Collection entries:
_ _ _ _ _ _ _

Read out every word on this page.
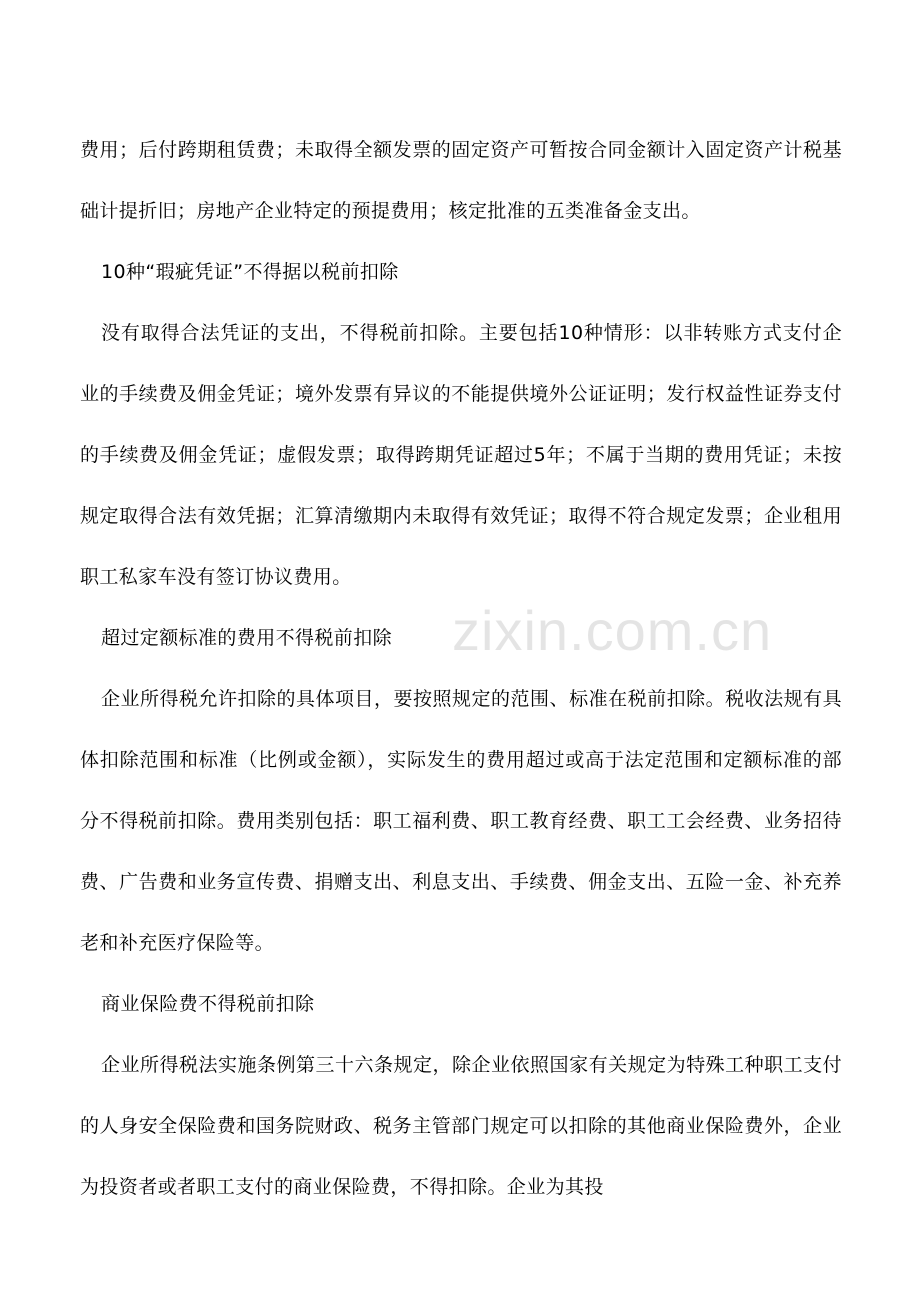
费用；后付跨期租赁费；未取得全额发票的固定资产可暂按合同金额计入固定资产计税基础计提折旧；房地产企业特定的预提费用；核定批准的五类准备金支出。

10种“瑕疵凭证”不得据以税前扣除

没有取得合法凭证的支出，不得税前扣除。主要包括10种情形：以非转账方式支付企业的手续费及佣金凭证；境外发票有异议的不能提供境外公证证明；发行权益性证券支付的手续费及佣金凭证；虚假发票；取得跨期凭证超过5年；不属于当期的费用凭证；未按规定取得合法有效凭据；汇算清缴期内未取得有效凭证；取得不符合规定发票；企业租用职工私家车没有签订协议费用。

超过定额标准的费用不得税前扣除

企业所得税允许扣除的具体项目，要按照规定的范围、标准在税前扣除。税收法规有具体扣除范围和标准（比例或金额），实际发生的费用超过或高于法定范围和定额标准的部分不得税前扣除。费用类别包括：职工福利费、职工教育经费、职工工会经费、业务招待费、广告费和业务宣传费、捐赠支出、利息支出、手续费、佣金支出、五险一金、补充养老和补充医疗保险等。

商业保险费不得税前扣除

企业所得税法实施条例第三十六条规定，除企业依照国家有关规定为特殊工种职工支付的人身安全保险费和国务院财政、税务主管部门规定可以扣除的其他商业保险费外，企业为投资者或者职工支付的商业保险费，不得扣除。企业为其投

zixin.com.cn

_ _ _ _ _ _ _

Write the listing out a second time exactly, dropping all images.

Read out every word on this page.
费用；后付跨期租赁费；未取得全额发票的固定资产可暂按合同金额计入固定资产计税基础计提折旧；房地产企业特定的预提费用；核定批准的五类准备金支出。

10种“瑕疵凭证”不得据以税前扣除

没有取得合法凭证的支出，不得税前扣除。主要包括10种情形：以非转账方式支付企业的手续费及佣金凭证；境外发票有异议的不能提供境外公证证明；发行权益性证券支付的手续费及佣金凭证；虚假发票；取得跨期凭证超过5年；不属于当期的费用凭证；未按规定取得合法有效凭据；汇算清缴期内未取得有效凭证；取得不符合规定发票；企业租用职工私家车没有签订协议费用。

超过定额标准的费用不得税前扣除

企业所得税允许扣除的具体项目，要按照规定的范围、标准在税前扣除。税收法规有具体扣除范围和标准（比例或金额），实际发生的费用超过或高于法定范围和定额标准的部分不得税前扣除。费用类别包括：职工福利费、职工教育经费、职工工会经费、业务招待费、广告费和业务宣传费、捐赠支出、利息支出、手续费、佣金支出、五险一金、补充养老和补充医疗保险等。

商业保险费不得税前扣除

企业所得税法实施条例第三十六条规定，除企业依照国家有关规定为特殊工种职工支付的人身安全保险费和国务院财政、税务主管部门规定可以扣除的其他商业保险费外，企业为投资者或者职工支付的商业保险费，不得扣除。企业为其投

zixin.com.cn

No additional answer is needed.